What is asked:
In the listing below, locate the lines that hold "JSON" and copy them.
--- START ---
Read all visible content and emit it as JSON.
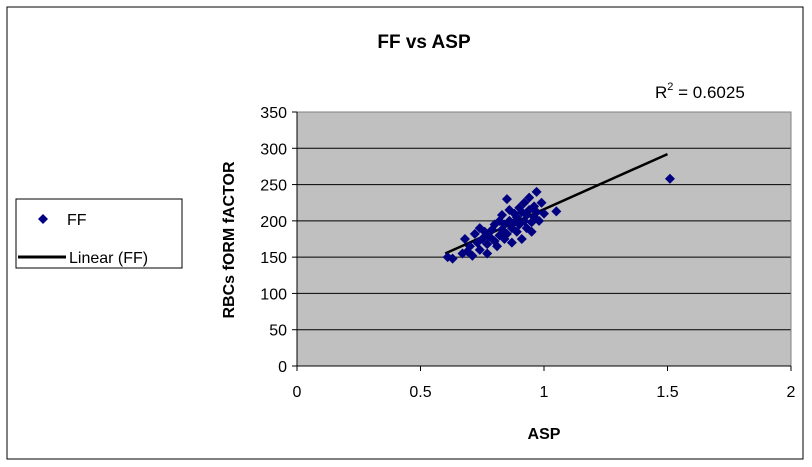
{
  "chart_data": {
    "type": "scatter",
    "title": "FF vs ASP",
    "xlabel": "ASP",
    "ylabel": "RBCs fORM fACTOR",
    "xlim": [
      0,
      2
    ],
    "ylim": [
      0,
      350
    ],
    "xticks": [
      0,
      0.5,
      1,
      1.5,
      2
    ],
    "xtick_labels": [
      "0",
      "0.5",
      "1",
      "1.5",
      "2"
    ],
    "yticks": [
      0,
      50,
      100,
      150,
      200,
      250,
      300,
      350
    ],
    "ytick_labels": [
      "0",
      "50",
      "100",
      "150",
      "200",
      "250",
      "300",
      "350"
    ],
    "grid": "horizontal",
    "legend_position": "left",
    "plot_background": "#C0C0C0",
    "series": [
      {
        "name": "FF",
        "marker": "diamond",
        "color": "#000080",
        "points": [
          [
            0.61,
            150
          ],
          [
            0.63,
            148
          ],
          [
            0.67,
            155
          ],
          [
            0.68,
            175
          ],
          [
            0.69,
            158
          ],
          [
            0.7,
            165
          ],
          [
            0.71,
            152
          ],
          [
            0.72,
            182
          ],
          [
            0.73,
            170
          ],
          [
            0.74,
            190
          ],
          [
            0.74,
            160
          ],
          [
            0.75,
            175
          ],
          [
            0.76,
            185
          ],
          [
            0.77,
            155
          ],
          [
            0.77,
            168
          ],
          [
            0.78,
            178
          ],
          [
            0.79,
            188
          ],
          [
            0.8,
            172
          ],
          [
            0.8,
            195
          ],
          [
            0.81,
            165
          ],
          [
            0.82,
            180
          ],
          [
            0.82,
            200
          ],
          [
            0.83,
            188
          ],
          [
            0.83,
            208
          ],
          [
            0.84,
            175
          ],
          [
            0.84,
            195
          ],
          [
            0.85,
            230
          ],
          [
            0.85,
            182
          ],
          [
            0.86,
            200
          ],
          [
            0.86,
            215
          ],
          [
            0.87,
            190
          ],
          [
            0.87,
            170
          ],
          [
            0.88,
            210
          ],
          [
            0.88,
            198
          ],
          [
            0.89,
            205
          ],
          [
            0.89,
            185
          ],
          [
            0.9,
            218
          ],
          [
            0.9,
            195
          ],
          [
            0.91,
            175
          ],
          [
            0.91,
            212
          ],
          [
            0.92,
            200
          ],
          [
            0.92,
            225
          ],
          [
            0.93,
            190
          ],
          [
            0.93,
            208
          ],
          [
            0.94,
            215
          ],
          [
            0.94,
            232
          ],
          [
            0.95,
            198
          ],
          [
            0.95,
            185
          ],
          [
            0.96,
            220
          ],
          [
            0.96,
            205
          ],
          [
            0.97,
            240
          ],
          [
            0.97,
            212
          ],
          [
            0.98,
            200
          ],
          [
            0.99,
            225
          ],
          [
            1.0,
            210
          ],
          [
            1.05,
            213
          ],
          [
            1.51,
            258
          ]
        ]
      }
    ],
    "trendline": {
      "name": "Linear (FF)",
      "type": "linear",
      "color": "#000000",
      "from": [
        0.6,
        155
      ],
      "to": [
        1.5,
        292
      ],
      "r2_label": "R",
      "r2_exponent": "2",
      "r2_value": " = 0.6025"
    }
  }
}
--- END ---
--- START ---
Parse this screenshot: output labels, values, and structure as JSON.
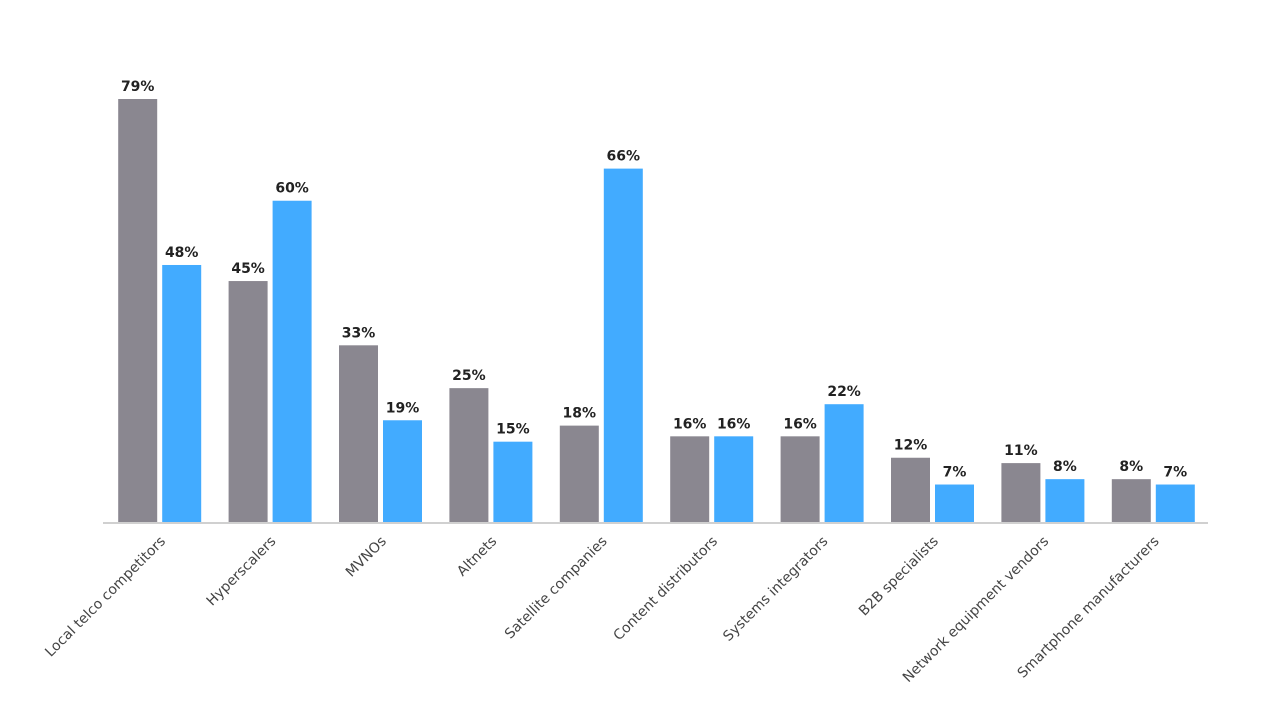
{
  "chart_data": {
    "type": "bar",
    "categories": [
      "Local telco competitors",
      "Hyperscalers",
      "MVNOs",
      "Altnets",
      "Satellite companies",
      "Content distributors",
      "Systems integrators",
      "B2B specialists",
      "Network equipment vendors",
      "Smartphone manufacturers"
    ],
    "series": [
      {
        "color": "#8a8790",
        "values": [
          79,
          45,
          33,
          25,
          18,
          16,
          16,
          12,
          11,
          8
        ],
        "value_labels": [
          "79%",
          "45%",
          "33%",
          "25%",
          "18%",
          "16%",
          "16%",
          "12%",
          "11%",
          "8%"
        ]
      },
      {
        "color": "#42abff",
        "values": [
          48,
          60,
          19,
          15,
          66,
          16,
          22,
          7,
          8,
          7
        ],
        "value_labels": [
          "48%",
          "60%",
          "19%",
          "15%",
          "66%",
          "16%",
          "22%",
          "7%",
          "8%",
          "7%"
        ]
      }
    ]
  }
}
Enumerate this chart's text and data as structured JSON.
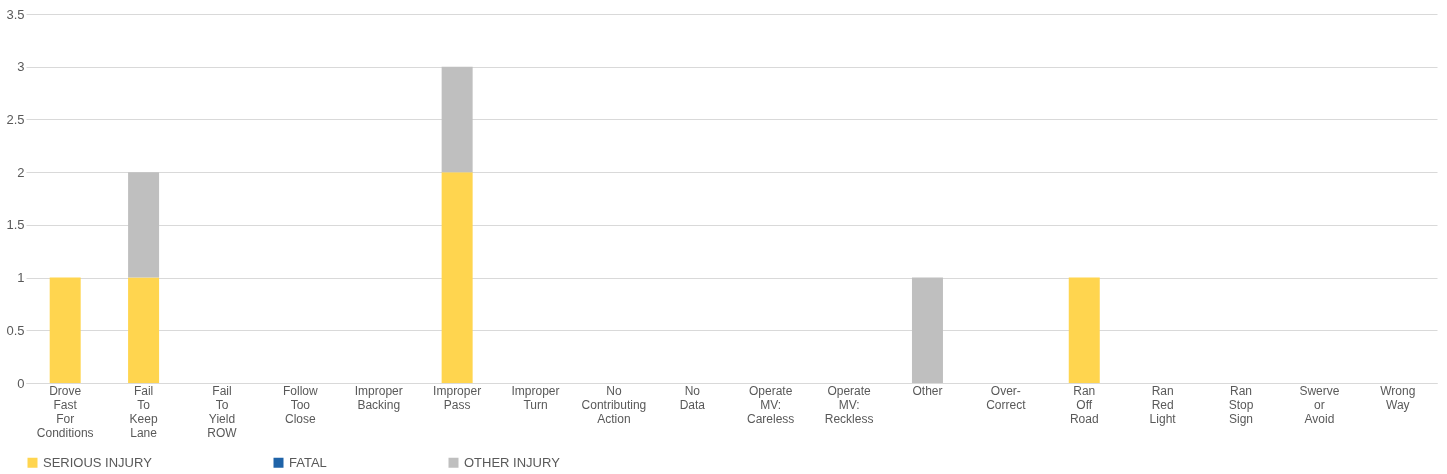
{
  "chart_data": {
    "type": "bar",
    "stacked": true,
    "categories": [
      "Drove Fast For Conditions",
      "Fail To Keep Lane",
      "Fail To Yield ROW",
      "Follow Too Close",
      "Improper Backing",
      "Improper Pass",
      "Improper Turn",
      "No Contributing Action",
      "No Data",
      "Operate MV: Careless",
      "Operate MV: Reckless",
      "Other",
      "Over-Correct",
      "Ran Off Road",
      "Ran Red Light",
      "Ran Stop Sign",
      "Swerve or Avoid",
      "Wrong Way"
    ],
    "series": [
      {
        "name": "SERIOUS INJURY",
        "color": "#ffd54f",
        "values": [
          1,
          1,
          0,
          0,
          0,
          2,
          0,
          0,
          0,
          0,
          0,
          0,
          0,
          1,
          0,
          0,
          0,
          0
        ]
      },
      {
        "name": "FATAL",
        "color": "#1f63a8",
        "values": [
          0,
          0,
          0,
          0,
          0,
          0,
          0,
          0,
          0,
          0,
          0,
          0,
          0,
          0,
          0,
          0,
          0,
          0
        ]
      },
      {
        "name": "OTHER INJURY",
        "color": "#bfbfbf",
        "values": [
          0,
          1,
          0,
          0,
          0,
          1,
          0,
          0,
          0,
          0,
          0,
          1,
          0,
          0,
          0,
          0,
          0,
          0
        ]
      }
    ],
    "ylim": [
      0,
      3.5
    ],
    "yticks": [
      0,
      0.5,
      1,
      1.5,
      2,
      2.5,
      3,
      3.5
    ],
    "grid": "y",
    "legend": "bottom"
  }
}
--- END ---
--- START ---
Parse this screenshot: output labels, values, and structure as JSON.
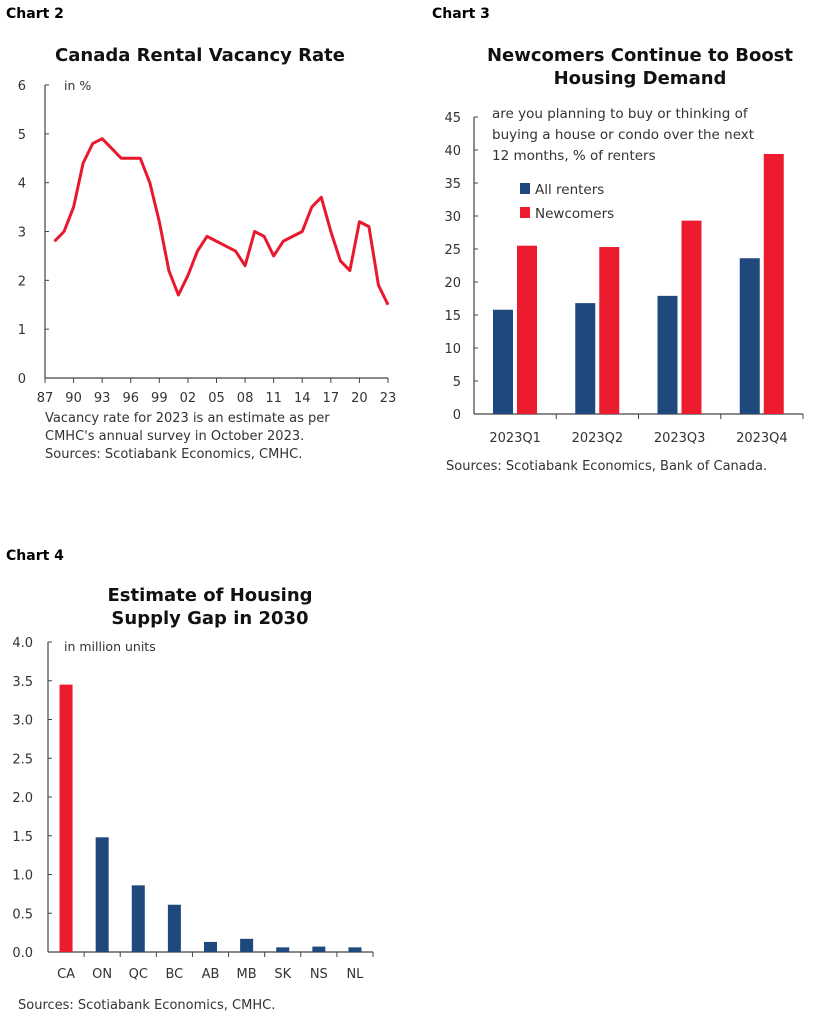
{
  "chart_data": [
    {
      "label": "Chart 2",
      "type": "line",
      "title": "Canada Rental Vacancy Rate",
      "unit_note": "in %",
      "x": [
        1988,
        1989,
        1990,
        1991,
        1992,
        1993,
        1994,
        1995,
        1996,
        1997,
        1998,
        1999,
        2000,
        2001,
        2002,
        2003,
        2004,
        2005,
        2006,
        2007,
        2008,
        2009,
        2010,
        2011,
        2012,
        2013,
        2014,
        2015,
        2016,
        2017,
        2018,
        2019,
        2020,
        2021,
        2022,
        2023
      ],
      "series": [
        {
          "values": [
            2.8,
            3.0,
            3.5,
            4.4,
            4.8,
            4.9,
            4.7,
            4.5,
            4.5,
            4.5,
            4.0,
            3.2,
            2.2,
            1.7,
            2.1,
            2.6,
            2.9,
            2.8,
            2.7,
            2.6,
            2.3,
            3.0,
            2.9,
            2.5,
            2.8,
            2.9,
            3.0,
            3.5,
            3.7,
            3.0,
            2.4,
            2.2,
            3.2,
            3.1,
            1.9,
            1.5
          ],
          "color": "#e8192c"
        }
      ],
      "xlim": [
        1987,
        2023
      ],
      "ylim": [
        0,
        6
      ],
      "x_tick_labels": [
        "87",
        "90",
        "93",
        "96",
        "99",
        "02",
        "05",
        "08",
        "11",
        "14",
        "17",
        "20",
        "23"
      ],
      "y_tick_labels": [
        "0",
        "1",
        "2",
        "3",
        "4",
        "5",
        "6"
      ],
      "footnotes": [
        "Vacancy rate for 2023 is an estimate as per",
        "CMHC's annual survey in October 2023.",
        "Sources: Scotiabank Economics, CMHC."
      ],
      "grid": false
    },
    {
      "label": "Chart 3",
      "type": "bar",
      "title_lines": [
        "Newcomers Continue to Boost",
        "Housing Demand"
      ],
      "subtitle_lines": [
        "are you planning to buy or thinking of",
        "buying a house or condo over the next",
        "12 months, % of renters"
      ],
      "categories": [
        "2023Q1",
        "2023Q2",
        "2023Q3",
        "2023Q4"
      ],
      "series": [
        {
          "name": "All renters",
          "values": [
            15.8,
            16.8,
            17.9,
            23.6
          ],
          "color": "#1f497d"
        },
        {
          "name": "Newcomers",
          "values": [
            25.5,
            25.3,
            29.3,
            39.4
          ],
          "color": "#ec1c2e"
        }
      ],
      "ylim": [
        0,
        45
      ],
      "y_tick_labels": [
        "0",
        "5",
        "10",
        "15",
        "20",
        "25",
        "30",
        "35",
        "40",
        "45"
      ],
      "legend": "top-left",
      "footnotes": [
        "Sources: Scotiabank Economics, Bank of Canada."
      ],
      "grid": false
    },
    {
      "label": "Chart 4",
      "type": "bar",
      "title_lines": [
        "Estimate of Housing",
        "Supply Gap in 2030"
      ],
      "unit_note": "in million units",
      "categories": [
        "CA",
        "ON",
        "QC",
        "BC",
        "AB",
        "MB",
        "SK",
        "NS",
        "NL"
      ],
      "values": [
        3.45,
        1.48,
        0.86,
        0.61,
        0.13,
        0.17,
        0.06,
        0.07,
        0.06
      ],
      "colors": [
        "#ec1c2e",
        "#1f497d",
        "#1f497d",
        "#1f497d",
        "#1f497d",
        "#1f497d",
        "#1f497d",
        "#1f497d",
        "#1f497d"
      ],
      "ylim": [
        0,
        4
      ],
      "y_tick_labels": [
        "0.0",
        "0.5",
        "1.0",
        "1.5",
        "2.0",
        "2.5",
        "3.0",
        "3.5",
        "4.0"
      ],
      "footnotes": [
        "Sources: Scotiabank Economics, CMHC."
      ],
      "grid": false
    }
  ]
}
--- END ---
Task output:
Read all visible content and emit it as JSON.
Parse this screenshot: output labels, values, and structure as JSON.
Enumerate this chart's text and data as structured JSON.
Parse this screenshot: output labels, values, and structure as JSON.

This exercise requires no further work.